Report how many lines in the entries below contain the word "seal", treating uppercase and lowercase as different. Give only the number.

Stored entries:
## START

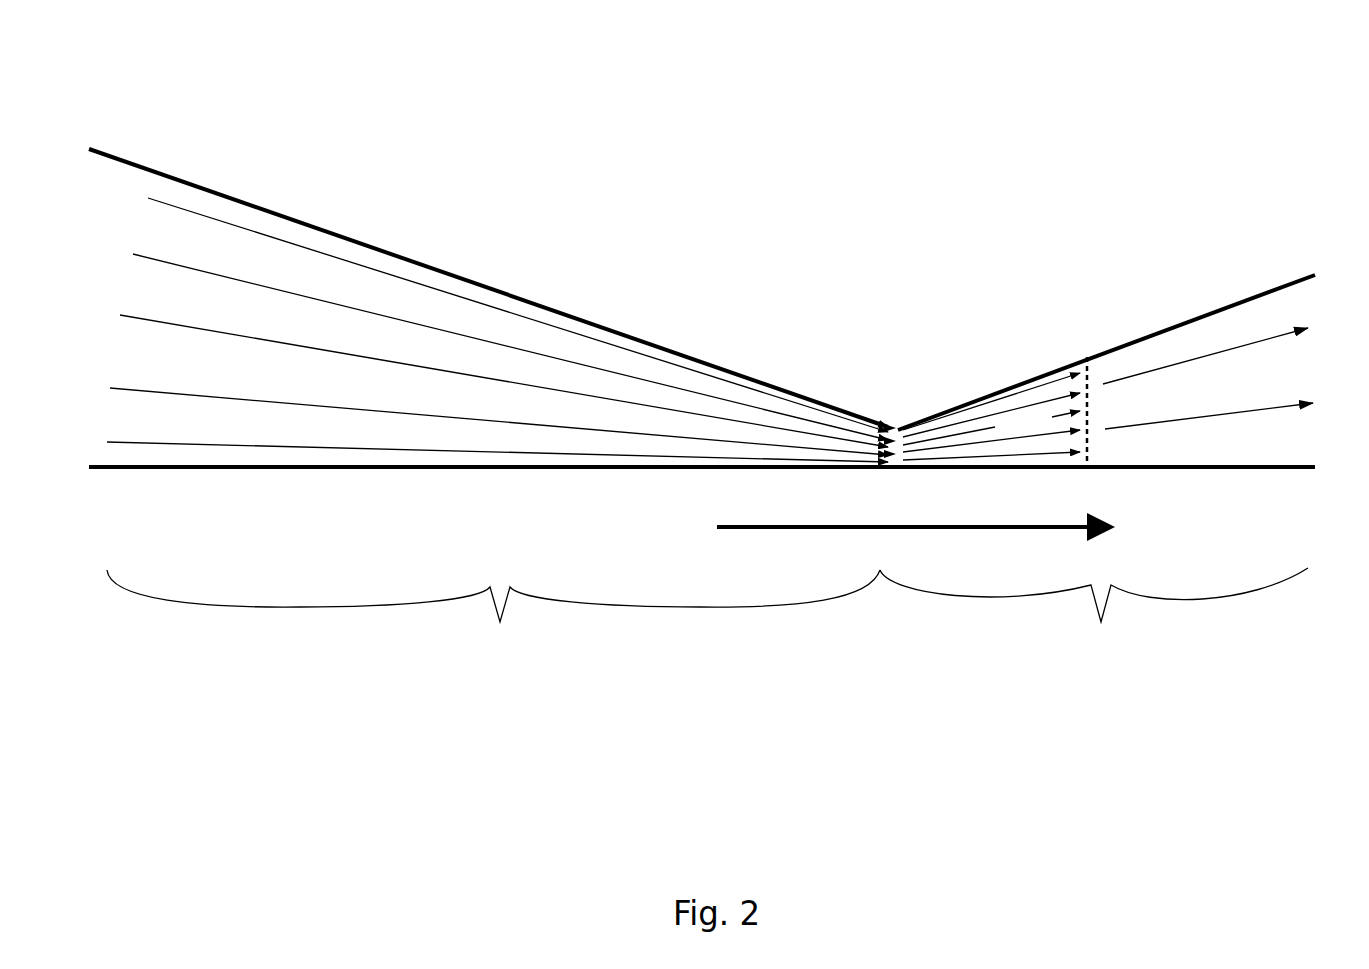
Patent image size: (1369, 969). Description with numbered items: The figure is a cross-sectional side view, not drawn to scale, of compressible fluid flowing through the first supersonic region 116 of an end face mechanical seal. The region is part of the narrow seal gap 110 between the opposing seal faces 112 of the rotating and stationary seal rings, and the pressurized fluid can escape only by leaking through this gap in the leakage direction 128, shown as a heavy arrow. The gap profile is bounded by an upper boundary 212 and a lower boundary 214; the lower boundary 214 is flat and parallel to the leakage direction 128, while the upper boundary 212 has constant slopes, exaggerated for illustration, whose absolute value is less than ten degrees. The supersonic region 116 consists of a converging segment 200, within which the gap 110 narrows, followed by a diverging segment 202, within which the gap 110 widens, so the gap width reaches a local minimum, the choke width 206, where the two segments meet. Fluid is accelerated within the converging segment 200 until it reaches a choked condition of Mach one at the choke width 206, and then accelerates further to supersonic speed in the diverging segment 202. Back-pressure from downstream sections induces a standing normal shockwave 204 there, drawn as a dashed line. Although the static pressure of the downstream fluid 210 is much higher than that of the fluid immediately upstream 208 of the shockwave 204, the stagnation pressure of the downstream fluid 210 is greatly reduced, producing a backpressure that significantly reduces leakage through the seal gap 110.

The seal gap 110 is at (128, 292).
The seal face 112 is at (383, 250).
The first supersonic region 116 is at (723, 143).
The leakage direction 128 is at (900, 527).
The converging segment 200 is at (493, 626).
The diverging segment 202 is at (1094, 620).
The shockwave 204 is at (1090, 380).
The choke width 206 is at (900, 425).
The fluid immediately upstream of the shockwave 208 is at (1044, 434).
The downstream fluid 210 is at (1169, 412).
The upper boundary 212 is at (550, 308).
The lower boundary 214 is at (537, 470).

## END
## START

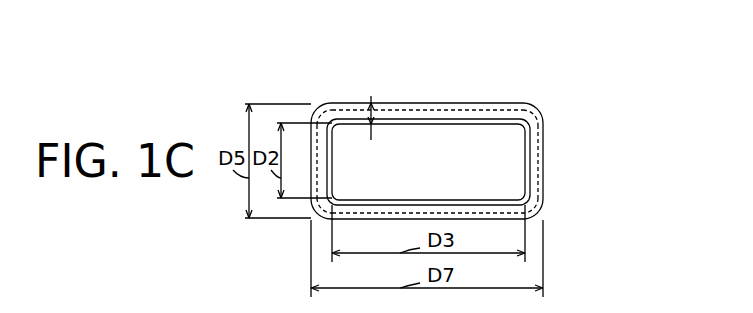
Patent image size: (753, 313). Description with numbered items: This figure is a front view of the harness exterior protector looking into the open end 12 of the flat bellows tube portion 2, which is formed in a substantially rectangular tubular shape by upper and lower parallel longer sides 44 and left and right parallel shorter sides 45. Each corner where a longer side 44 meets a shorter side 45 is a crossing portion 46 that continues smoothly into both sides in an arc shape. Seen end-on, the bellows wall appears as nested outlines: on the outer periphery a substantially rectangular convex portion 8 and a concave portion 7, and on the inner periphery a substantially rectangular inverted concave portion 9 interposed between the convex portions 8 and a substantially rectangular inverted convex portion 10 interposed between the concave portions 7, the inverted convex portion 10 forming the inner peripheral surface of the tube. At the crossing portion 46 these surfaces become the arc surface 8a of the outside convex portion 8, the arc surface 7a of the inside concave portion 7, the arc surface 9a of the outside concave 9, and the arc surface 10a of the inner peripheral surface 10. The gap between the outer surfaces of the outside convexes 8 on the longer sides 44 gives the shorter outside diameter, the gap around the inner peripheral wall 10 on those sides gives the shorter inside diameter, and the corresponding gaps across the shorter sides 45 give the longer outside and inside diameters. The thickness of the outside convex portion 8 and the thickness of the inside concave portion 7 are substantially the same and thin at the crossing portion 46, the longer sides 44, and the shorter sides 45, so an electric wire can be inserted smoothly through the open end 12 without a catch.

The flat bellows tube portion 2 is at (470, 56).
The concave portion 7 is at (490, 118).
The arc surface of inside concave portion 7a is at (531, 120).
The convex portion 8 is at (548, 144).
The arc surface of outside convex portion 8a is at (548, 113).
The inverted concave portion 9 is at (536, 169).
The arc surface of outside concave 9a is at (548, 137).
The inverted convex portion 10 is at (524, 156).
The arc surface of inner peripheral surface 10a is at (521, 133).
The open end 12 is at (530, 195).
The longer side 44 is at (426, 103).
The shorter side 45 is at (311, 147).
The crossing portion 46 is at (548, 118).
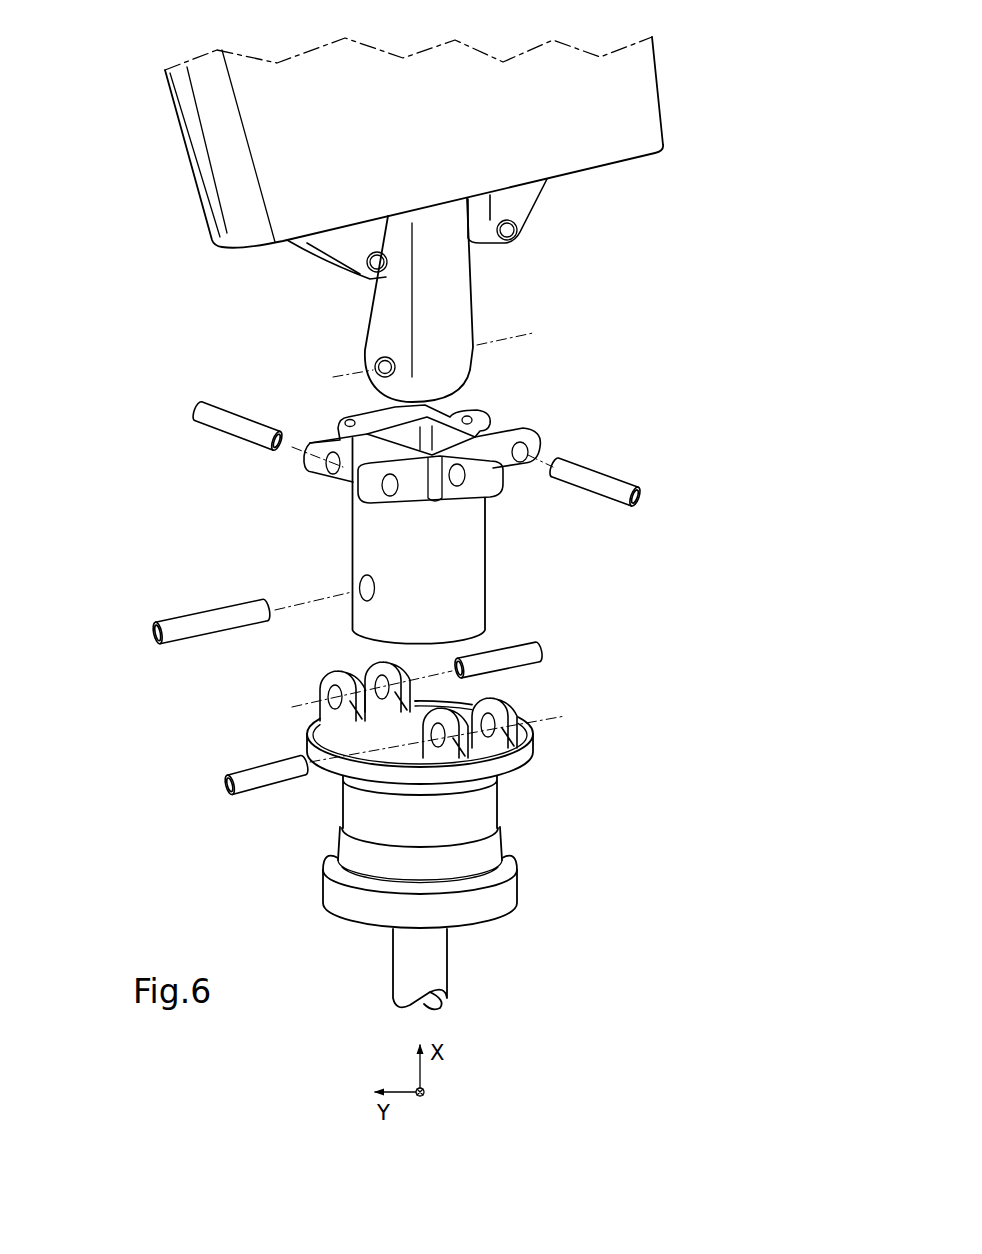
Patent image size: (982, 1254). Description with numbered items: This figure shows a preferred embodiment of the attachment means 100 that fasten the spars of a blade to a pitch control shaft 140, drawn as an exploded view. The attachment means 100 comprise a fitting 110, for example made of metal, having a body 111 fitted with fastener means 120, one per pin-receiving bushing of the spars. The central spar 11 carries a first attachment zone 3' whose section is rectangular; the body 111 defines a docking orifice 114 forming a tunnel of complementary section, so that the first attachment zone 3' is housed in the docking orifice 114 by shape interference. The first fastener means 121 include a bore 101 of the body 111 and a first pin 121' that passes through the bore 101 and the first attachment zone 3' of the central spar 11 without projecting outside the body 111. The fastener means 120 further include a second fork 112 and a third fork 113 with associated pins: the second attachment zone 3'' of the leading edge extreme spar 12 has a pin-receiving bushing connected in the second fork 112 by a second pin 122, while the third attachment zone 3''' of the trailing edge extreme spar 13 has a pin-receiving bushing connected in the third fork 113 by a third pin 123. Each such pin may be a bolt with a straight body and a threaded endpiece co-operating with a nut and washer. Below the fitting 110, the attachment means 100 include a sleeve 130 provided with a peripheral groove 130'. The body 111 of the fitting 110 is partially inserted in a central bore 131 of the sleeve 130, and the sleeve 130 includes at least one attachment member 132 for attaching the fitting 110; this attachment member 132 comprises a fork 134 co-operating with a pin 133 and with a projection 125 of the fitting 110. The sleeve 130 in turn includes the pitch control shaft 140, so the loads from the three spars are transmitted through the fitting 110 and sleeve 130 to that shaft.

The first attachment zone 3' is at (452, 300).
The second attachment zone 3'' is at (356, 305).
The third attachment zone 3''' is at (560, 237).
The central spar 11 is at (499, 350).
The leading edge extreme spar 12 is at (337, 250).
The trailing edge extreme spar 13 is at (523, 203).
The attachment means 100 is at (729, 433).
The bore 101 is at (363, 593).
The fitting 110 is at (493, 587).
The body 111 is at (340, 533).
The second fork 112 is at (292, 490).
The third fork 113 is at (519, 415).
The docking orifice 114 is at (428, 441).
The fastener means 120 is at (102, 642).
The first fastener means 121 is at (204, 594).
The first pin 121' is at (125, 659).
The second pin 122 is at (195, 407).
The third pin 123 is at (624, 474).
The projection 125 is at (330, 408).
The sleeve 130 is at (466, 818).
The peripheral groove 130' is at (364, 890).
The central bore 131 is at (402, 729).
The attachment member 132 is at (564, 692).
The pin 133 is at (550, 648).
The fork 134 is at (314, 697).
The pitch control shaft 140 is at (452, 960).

## END

Problem solution:
3